Every entry below must be repeated exactly; skip the pictures.

[BEGIN Task material]

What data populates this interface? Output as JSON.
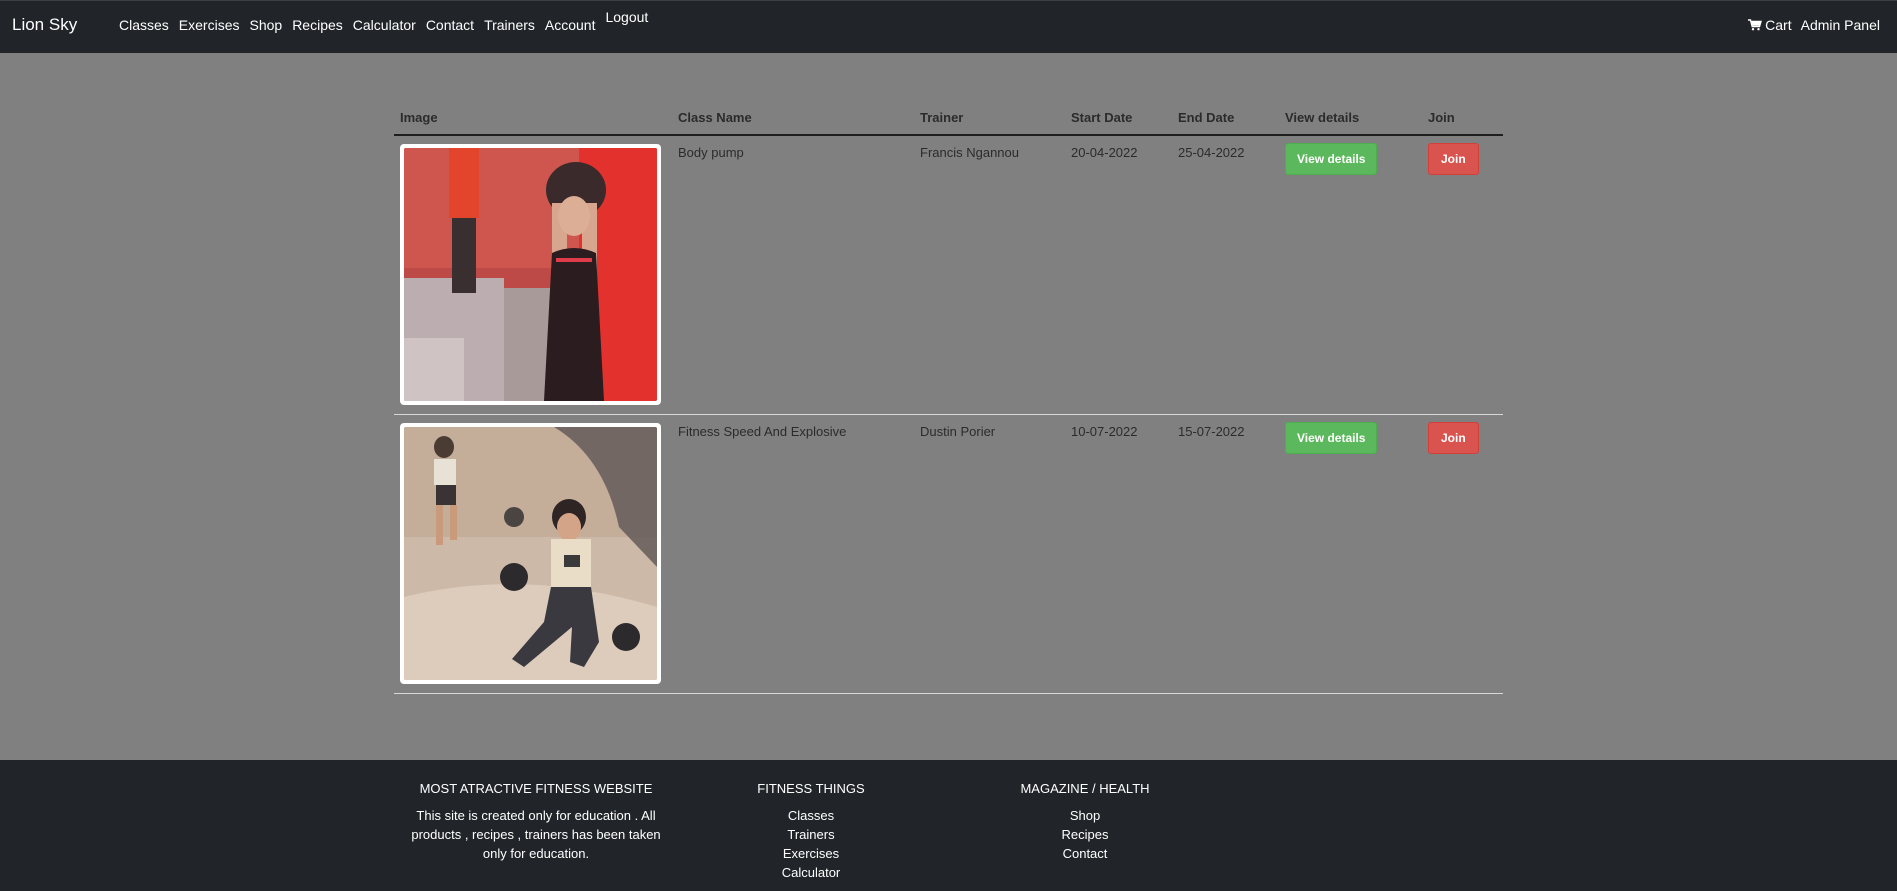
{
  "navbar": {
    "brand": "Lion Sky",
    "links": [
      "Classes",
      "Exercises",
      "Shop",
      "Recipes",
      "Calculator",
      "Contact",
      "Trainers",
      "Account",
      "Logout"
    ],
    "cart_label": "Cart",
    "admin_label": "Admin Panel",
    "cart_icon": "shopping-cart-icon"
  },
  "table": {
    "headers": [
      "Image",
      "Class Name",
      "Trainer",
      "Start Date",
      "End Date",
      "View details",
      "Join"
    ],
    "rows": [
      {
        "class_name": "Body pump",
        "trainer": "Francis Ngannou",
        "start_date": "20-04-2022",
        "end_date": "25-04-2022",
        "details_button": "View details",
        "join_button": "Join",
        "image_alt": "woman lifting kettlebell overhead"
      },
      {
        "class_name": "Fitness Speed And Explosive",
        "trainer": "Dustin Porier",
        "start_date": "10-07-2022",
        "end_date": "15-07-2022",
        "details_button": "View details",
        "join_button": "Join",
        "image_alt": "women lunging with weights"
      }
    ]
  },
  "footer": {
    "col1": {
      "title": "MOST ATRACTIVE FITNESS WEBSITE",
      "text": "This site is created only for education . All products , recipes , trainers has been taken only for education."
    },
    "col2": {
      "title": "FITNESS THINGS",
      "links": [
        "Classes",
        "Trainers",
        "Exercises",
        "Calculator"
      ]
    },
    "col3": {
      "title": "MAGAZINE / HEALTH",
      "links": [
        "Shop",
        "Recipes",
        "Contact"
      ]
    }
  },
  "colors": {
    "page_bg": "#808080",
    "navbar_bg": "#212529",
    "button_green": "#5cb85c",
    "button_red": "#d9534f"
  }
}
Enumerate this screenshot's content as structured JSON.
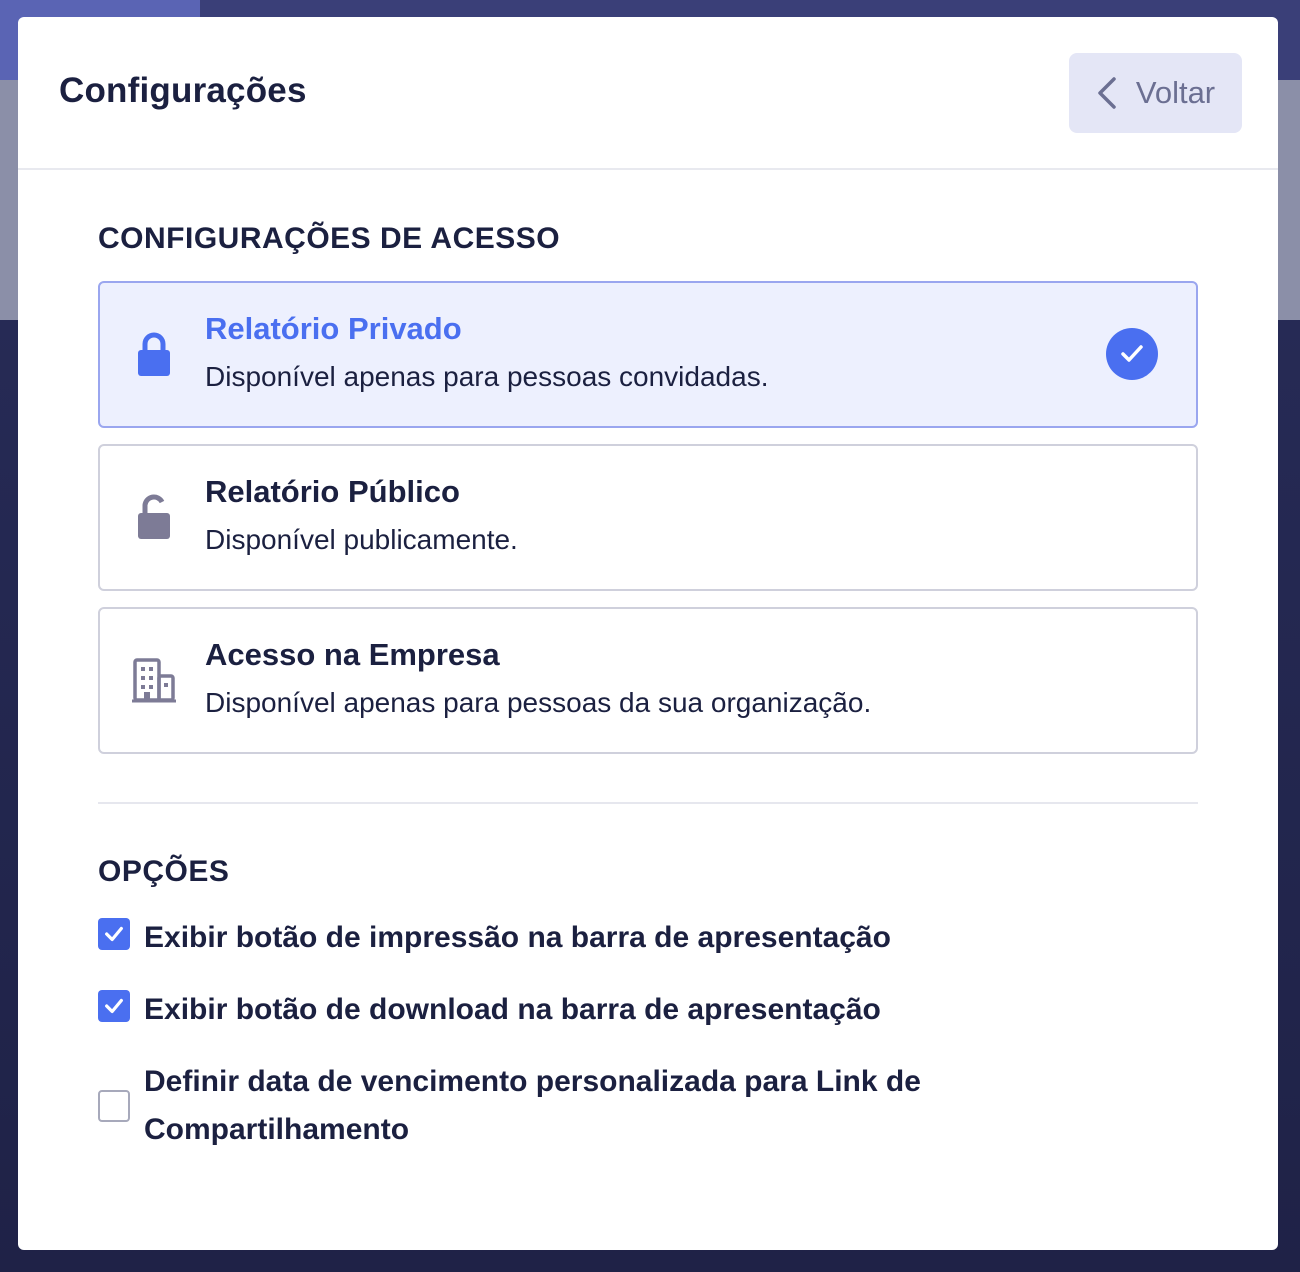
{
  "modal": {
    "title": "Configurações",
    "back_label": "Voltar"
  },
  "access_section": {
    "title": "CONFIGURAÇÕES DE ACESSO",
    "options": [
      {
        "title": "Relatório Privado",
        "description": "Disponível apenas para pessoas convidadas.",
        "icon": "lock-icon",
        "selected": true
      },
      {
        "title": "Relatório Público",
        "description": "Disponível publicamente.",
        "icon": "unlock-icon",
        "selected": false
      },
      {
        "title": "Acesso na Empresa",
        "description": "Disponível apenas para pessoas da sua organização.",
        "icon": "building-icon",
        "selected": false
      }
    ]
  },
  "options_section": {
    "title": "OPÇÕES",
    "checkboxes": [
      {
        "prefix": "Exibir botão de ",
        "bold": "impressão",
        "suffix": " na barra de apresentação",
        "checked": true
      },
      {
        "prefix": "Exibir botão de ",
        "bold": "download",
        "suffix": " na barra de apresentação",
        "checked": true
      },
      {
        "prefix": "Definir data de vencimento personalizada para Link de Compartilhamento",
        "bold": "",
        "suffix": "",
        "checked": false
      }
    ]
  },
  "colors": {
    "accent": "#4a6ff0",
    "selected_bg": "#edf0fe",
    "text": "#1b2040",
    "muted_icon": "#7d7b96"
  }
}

[END Task material]

Answer for this exercise
What data populates this interface? Output as JSON.
{
  "navbar": {
    "brand": "Lion Sky",
    "links": [
      "Classes",
      "Exercises",
      "Shop",
      "Recipes",
      "Calculator",
      "Contact",
      "Trainers",
      "Account",
      "Logout"
    ],
    "cart_label": "Cart",
    "admin_label": "Admin Panel",
    "cart_icon": "shopping-cart-icon"
  },
  "table": {
    "headers": [
      "Image",
      "Class Name",
      "Trainer",
      "Start Date",
      "End Date",
      "View details",
      "Join"
    ],
    "rows": [
      {
        "class_name": "Body pump",
        "trainer": "Francis Ngannou",
        "start_date": "20-04-2022",
        "end_date": "25-04-2022",
        "details_button": "View details",
        "join_button": "Join",
        "image_alt": "woman lifting kettlebell overhead"
      },
      {
        "class_name": "Fitness Speed And Explosive",
        "trainer": "Dustin Porier",
        "start_date": "10-07-2022",
        "end_date": "15-07-2022",
        "details_button": "View details",
        "join_button": "Join",
        "image_alt": "women lunging with weights"
      }
    ]
  },
  "footer": {
    "col1": {
      "title": "MOST ATRACTIVE FITNESS WEBSITE",
      "text": "This site is created only for education . All products , recipes , trainers has been taken only for education."
    },
    "col2": {
      "title": "FITNESS THINGS",
      "links": [
        "Classes",
        "Trainers",
        "Exercises",
        "Calculator"
      ]
    },
    "col3": {
      "title": "MAGAZINE / HEALTH",
      "links": [
        "Shop",
        "Recipes",
        "Contact"
      ]
    }
  },
  "colors": {
    "page_bg": "#808080",
    "navbar_bg": "#212529",
    "button_green": "#5cb85c",
    "button_red": "#d9534f"
  }
}
Enumerate this screenshot's content as structured JSON.
{
  "modal": {
    "title": "Configurações",
    "back_label": "Voltar"
  },
  "access_section": {
    "title": "CONFIGURAÇÕES DE ACESSO",
    "options": [
      {
        "title": "Relatório Privado",
        "description": "Disponível apenas para pessoas convidadas.",
        "icon": "lock-icon",
        "selected": true
      },
      {
        "title": "Relatório Público",
        "description": "Disponível publicamente.",
        "icon": "unlock-icon",
        "selected": false
      },
      {
        "title": "Acesso na Empresa",
        "description": "Disponível apenas para pessoas da sua organização.",
        "icon": "building-icon",
        "selected": false
      }
    ]
  },
  "options_section": {
    "title": "OPÇÕES",
    "checkboxes": [
      {
        "prefix": "Exibir botão de ",
        "bold": "impressão",
        "suffix": " na barra de apresentação",
        "checked": true
      },
      {
        "prefix": "Exibir botão de ",
        "bold": "download",
        "suffix": " na barra de apresentação",
        "checked": true
      },
      {
        "prefix": "Definir data de vencimento personalizada para Link de Compartilhamento",
        "bold": "",
        "suffix": "",
        "checked": false
      }
    ]
  },
  "colors": {
    "accent": "#4a6ff0",
    "selected_bg": "#edf0fe",
    "text": "#1b2040",
    "muted_icon": "#7d7b96"
  }
}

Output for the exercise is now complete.